Extracted data entries
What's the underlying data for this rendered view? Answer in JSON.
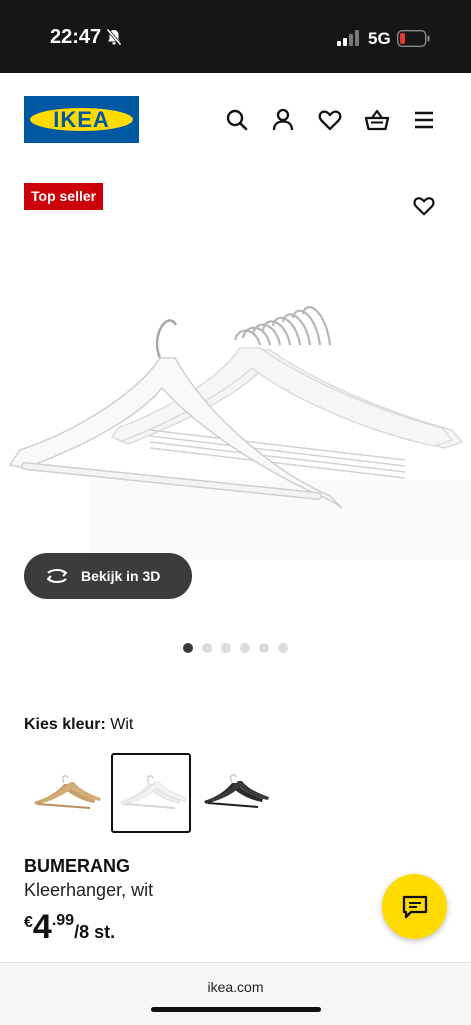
{
  "status_bar": {
    "time": "22:47",
    "network": "5G",
    "bell_icon": "bell-slash-icon",
    "battery_color": "#e53935"
  },
  "header": {
    "logo_text": "IKEA",
    "logo_colors": {
      "blue": "#0058a3",
      "yellow": "#ffdb00"
    },
    "icons": [
      "search-icon",
      "account-icon",
      "heart-icon",
      "basket-icon",
      "menu-icon"
    ]
  },
  "product_card": {
    "badge": "Top seller",
    "badge_color": "#cc0008",
    "view_3d_label": "Bekijk in 3D",
    "carousel": {
      "total": 6,
      "active": 1
    }
  },
  "color_picker": {
    "label": "Kies kleur:",
    "selected_value": "Wit",
    "swatches": [
      {
        "name": "naturel",
        "selected": false
      },
      {
        "name": "wit",
        "selected": true
      },
      {
        "name": "zwart",
        "selected": false
      }
    ]
  },
  "product": {
    "name": "BUMERANG",
    "description": "Kleerhanger, wit",
    "price": {
      "currency": "€",
      "integer": "4",
      "decimal": ".99",
      "unit": "/8 st."
    }
  },
  "browser": {
    "url": "ikea.com"
  }
}
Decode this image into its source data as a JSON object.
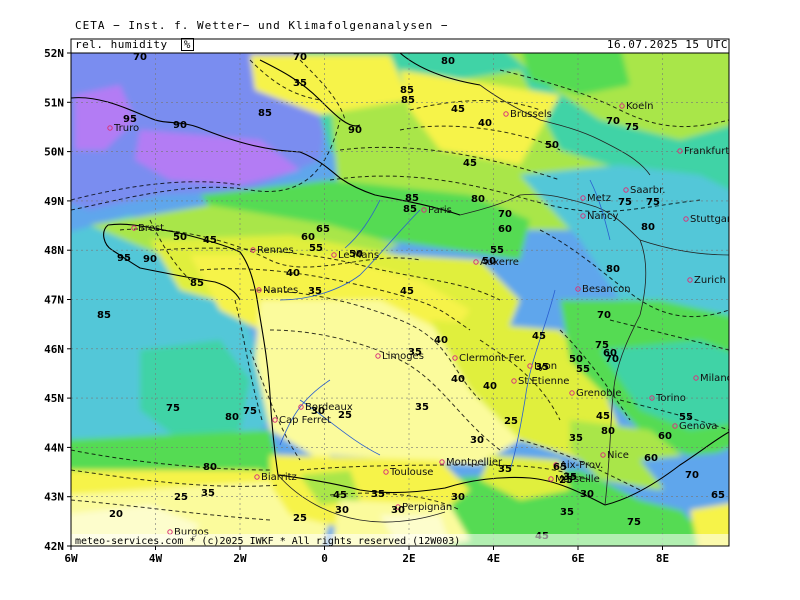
{
  "header": {
    "title": "CETA − Inst. f. Wetter− und Klimafolgenanalysen −"
  },
  "panel": {
    "variable_label": "rel. humidity",
    "unit_label": "%",
    "valid_time": "16.07.2025 15 UTC"
  },
  "footer": {
    "copyright": "meteo-services.com * (c)2025 IWKF * All rights reserved (12W003)"
  },
  "axes": {
    "lat_labels": [
      "52N",
      "51N",
      "50N",
      "49N",
      "48N",
      "47N",
      "46N",
      "45N",
      "44N",
      "43N",
      "42N"
    ],
    "lon_labels": [
      "6W",
      "4W",
      "2W",
      "0",
      "2E",
      "4E",
      "6E",
      "8E"
    ]
  },
  "cities": [
    {
      "name": "Truro"
    },
    {
      "name": "Brussels"
    },
    {
      "name": "Koeln"
    },
    {
      "name": "Frankfurt"
    },
    {
      "name": "Metz"
    },
    {
      "name": "Saarbr."
    },
    {
      "name": "Nancy"
    },
    {
      "name": "Stuttgart"
    },
    {
      "name": "Brest"
    },
    {
      "name": "Rennes"
    },
    {
      "name": "Le Mans"
    },
    {
      "name": "Paris"
    },
    {
      "name": "Auxerre"
    },
    {
      "name": "Nantes"
    },
    {
      "name": "Besancon"
    },
    {
      "name": "Zurich"
    },
    {
      "name": "Limoges"
    },
    {
      "name": "Clermont-Fer."
    },
    {
      "name": "Lyon"
    },
    {
      "name": "St.Etienne"
    },
    {
      "name": "Grenoble"
    },
    {
      "name": "Torino"
    },
    {
      "name": "Milano"
    },
    {
      "name": "Bordeaux"
    },
    {
      "name": "Cap Ferret"
    },
    {
      "name": "Genova"
    },
    {
      "name": "Nice"
    },
    {
      "name": "Aix-Prov."
    },
    {
      "name": "Montpellier"
    },
    {
      "name": "Marseille"
    },
    {
      "name": "Toulouse"
    },
    {
      "name": "Biarritz"
    },
    {
      "name": "Perpignan"
    },
    {
      "name": "Burgos"
    }
  ],
  "isolines": [
    {
      "v": "70"
    },
    {
      "v": "70"
    },
    {
      "v": "35"
    },
    {
      "v": "80"
    },
    {
      "v": "95"
    },
    {
      "v": "90"
    },
    {
      "v": "85"
    },
    {
      "v": "90"
    },
    {
      "v": "45"
    },
    {
      "v": "40"
    },
    {
      "v": "85"
    },
    {
      "v": "85"
    },
    {
      "v": "50"
    },
    {
      "v": "70"
    },
    {
      "v": "75"
    },
    {
      "v": "45"
    },
    {
      "v": "85"
    },
    {
      "v": "80"
    },
    {
      "v": "85"
    },
    {
      "v": "75"
    },
    {
      "v": "80"
    },
    {
      "v": "75"
    },
    {
      "v": "70"
    },
    {
      "v": "65"
    },
    {
      "v": "60"
    },
    {
      "v": "50"
    },
    {
      "v": "45"
    },
    {
      "v": "55"
    },
    {
      "v": "50"
    },
    {
      "v": "95"
    },
    {
      "v": "90"
    },
    {
      "v": "85"
    },
    {
      "v": "40"
    },
    {
      "v": "35"
    },
    {
      "v": "45"
    },
    {
      "v": "55"
    },
    {
      "v": "50"
    },
    {
      "v": "60"
    },
    {
      "v": "85"
    },
    {
      "v": "70"
    },
    {
      "v": "75"
    },
    {
      "v": "70"
    },
    {
      "v": "80"
    },
    {
      "v": "35"
    },
    {
      "v": "40"
    },
    {
      "v": "45"
    },
    {
      "v": "35"
    },
    {
      "v": "40"
    },
    {
      "v": "50"
    },
    {
      "v": "55"
    },
    {
      "v": "60"
    },
    {
      "v": "75"
    },
    {
      "v": "80"
    },
    {
      "v": "75"
    },
    {
      "v": "80"
    },
    {
      "v": "30"
    },
    {
      "v": "25"
    },
    {
      "v": "35"
    },
    {
      "v": "40"
    },
    {
      "v": "25"
    },
    {
      "v": "30"
    },
    {
      "v": "35"
    },
    {
      "v": "45"
    },
    {
      "v": "55"
    },
    {
      "v": "30"
    },
    {
      "v": "35"
    },
    {
      "v": "65"
    },
    {
      "v": "80"
    },
    {
      "v": "25"
    },
    {
      "v": "35"
    },
    {
      "v": "45"
    },
    {
      "v": "20"
    },
    {
      "v": "25"
    },
    {
      "v": "30"
    },
    {
      "v": "35"
    },
    {
      "v": "25"
    },
    {
      "v": "30"
    },
    {
      "v": "35"
    },
    {
      "v": "45"
    },
    {
      "v": "60"
    },
    {
      "v": "70"
    },
    {
      "v": "60"
    },
    {
      "v": "75"
    },
    {
      "v": "65"
    },
    {
      "v": "35"
    },
    {
      "v": "30"
    }
  ],
  "colors": {
    "h20": "#fdfdcc",
    "h30": "#fbfb9c",
    "h40": "#f6f34a",
    "h50": "#e0ef3c",
    "h60": "#a9e64a",
    "h70": "#55db52",
    "h75": "#3fd3a6",
    "h80": "#53c7d8",
    "h85": "#5fa6ec",
    "h90": "#7a8df0",
    "h95": "#b37cf4",
    "city_marker": "#d8337a",
    "border": "#000000"
  }
}
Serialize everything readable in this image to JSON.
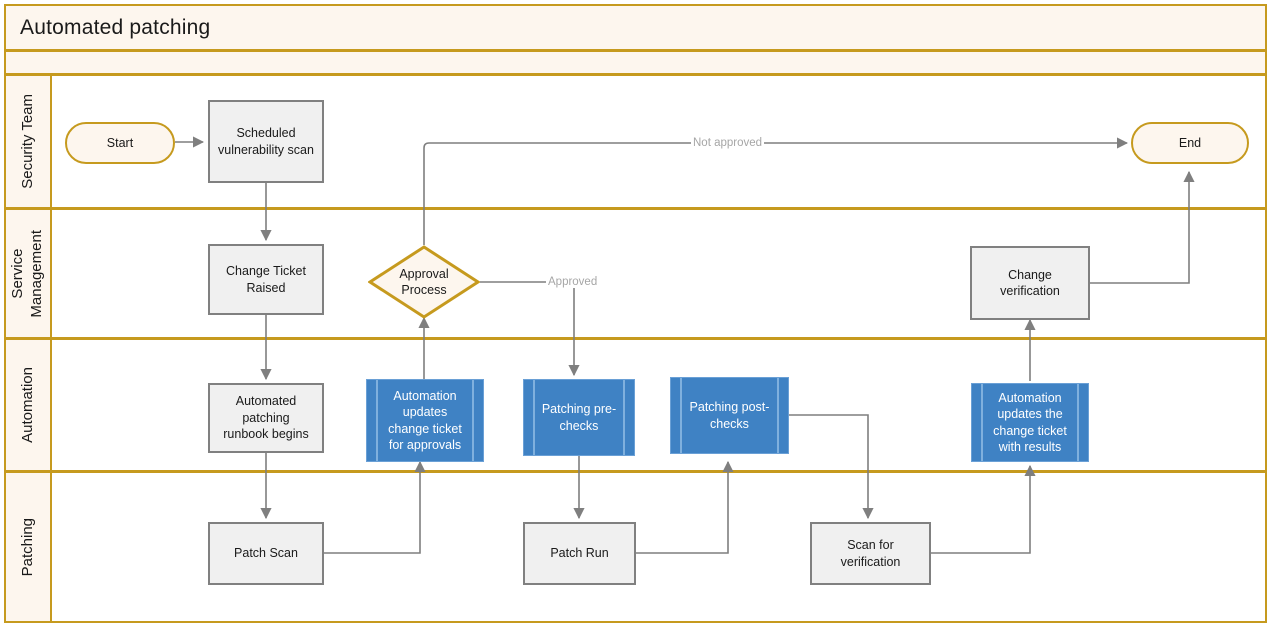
{
  "diagram": {
    "title": "Automated patching",
    "type": "swimlane-flowchart",
    "colors": {
      "pool_border": "#C69A1E",
      "lane_header_fill": "#FDF6EE",
      "process_fill": "#F0F0F0",
      "process_border": "#808080",
      "automation_fill": "#3F82C4",
      "connector": "#7F7F7F",
      "edge_label_text": "#A6A6A6"
    }
  },
  "lanes": [
    {
      "id": "security",
      "label": "Security Team"
    },
    {
      "id": "service",
      "label": "Service\nManagement"
    },
    {
      "id": "automation",
      "label": "Automation"
    },
    {
      "id": "patching",
      "label": "Patching"
    }
  ],
  "nodes": {
    "start": {
      "label": "Start",
      "shape": "terminator",
      "lane": "security"
    },
    "scheduled_scan": {
      "label": "Scheduled\nvulnerability scan",
      "shape": "process",
      "lane": "security"
    },
    "end": {
      "label": "End",
      "shape": "terminator",
      "lane": "security"
    },
    "change_ticket_raised": {
      "label": "Change Ticket\nRaised",
      "shape": "process",
      "lane": "service"
    },
    "approval_process": {
      "label": "Approval\nProcess",
      "shape": "decision",
      "lane": "service"
    },
    "change_verification": {
      "label": "Change verification",
      "shape": "process",
      "lane": "service"
    },
    "runbook_begins": {
      "label": "Automated patching\nrunbook begins",
      "shape": "process",
      "lane": "automation"
    },
    "updates_ticket_approvals": {
      "label": "Automation\nupdates\nchange ticket\nfor approvals",
      "shape": "predefined-process",
      "lane": "automation"
    },
    "patching_pre_checks": {
      "label": "Patching pre-\nchecks",
      "shape": "predefined-process",
      "lane": "automation"
    },
    "patching_post_checks": {
      "label": "Patching post-\nchecks",
      "shape": "predefined-process",
      "lane": "automation"
    },
    "updates_ticket_results": {
      "label": "Automation\nupdates the\nchange ticket\nwith results",
      "shape": "predefined-process",
      "lane": "automation"
    },
    "patch_scan": {
      "label": "Patch Scan",
      "shape": "process",
      "lane": "patching"
    },
    "patch_run": {
      "label": "Patch Run",
      "shape": "process",
      "lane": "patching"
    },
    "scan_for_verification": {
      "label": "Scan for verification",
      "shape": "process",
      "lane": "patching"
    }
  },
  "edge_labels": {
    "not_approved": "Not approved",
    "approved": "Approved"
  },
  "edges": [
    {
      "from": "start",
      "to": "scheduled_scan",
      "label": ""
    },
    {
      "from": "scheduled_scan",
      "to": "change_ticket_raised",
      "label": ""
    },
    {
      "from": "change_ticket_raised",
      "to": "runbook_begins",
      "label": ""
    },
    {
      "from": "runbook_begins",
      "to": "patch_scan",
      "label": ""
    },
    {
      "from": "patch_scan",
      "to": "updates_ticket_approvals",
      "label": ""
    },
    {
      "from": "updates_ticket_approvals",
      "to": "approval_process",
      "label": ""
    },
    {
      "from": "approval_process",
      "to": "end",
      "label": "Not approved"
    },
    {
      "from": "approval_process",
      "to": "patching_pre_checks",
      "label": "Approved"
    },
    {
      "from": "patching_pre_checks",
      "to": "patch_run",
      "label": ""
    },
    {
      "from": "patch_run",
      "to": "patching_post_checks",
      "label": ""
    },
    {
      "from": "patching_post_checks",
      "to": "scan_for_verification",
      "label": ""
    },
    {
      "from": "scan_for_verification",
      "to": "updates_ticket_results",
      "label": ""
    },
    {
      "from": "updates_ticket_results",
      "to": "change_verification",
      "label": ""
    },
    {
      "from": "change_verification",
      "to": "end",
      "label": ""
    }
  ]
}
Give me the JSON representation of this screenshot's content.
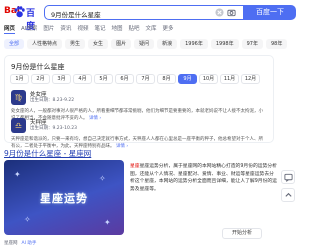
{
  "logo": {
    "bai": "Bai",
    "du": "百度"
  },
  "search": {
    "query": "9月份是什么星座",
    "button": "百度一下"
  },
  "nav": [
    "网页",
    "AI搜索",
    "图片",
    "资讯",
    "视频",
    "笔记",
    "地图",
    "贴吧",
    "文库",
    "更多"
  ],
  "chips": [
    "全部",
    "人性格特点",
    "男生",
    "女生",
    "图片",
    "疑问",
    "新浪",
    "1996年",
    "1998年",
    "97年",
    "98年"
  ],
  "card": {
    "title": "9月份是什么星座",
    "months": [
      "1月",
      "2月",
      "3月",
      "4月",
      "5月",
      "6月",
      "7月",
      "8月",
      "9月",
      "10月",
      "11月",
      "12月"
    ],
    "active_month": "9月",
    "signs": [
      {
        "icon": "♍",
        "name": "处女座",
        "date": "出生日期：8.23-9.22",
        "desc": "处女座的人，一般都对事对人很严格的人，所看重细节都非常挑剔，他们为细节是要重要的，本就老妈说不让人接不太拘泥，小说了都相当，不会随意批评不妥的人。",
        "more": "详情 ›"
      },
      {
        "icon": "♎",
        "name": "天秤座",
        "date": "出生日期：9.23-10.23",
        "desc": "天秤座是和谐派的，只要一来有均，想自己决定就行事方式，天秤座人人都在心里总是一座平衡的秤子，他总希望对于个人、所有公，二者处于平衡中，为此，天秤座特别有品味。",
        "more": "详情 ›"
      }
    ]
  },
  "result2": {
    "title": "9月份是什么星座 - 星座网",
    "image_caption": "星座运势",
    "text_hl": "星座",
    "text": "星座运势分析，属于星座网的本网站精心打造的9月份的运势分析图，还能从个人情况、星座配对、爱情、事业、财运等星座运势去分析这个星座，本网站的运势分析全面而且详细，能让人了解9月份的运势及星座等。",
    "button": "开始分析",
    "source": "星座网",
    "ai_label": "AI 助手"
  }
}
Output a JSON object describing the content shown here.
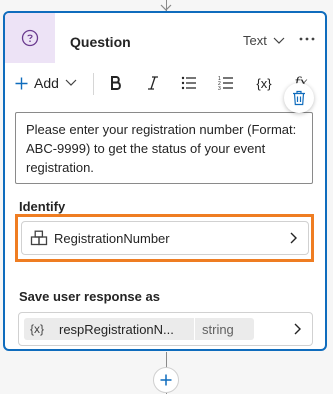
{
  "node": {
    "title": "Question",
    "response_type": "Text"
  },
  "toolbar": {
    "add_label": "Add"
  },
  "message": {
    "text": "Please enter your registration number (Format: ABC-9999) to get the status of your event registration."
  },
  "identify": {
    "label": "Identify",
    "entity": "RegistrationNumber"
  },
  "save_response": {
    "label": "Save user response as",
    "variable_prefix": "{x}",
    "variable_name": "respRegistrationN...",
    "variable_type": "string"
  },
  "colors": {
    "accent": "#0f6cbd",
    "highlight": "#ef7d22",
    "icon_bg": "#ede3f6"
  },
  "icons": [
    "chat-bubble-question-icon",
    "chevron-down-icon",
    "more-options-icon",
    "plus-icon",
    "bold-icon",
    "italic-icon",
    "bulleted-list-icon",
    "numbered-list-icon",
    "variable-icon",
    "formula-icon",
    "trash-icon",
    "entity-icon",
    "chevron-right-icon"
  ]
}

§ **Directions**:
Locate all lines in the listing above with the word "source" and copy them.

§ **Solution to this exercise**:
Decode this image into its source data as a JSON object.
    "source": "星座网",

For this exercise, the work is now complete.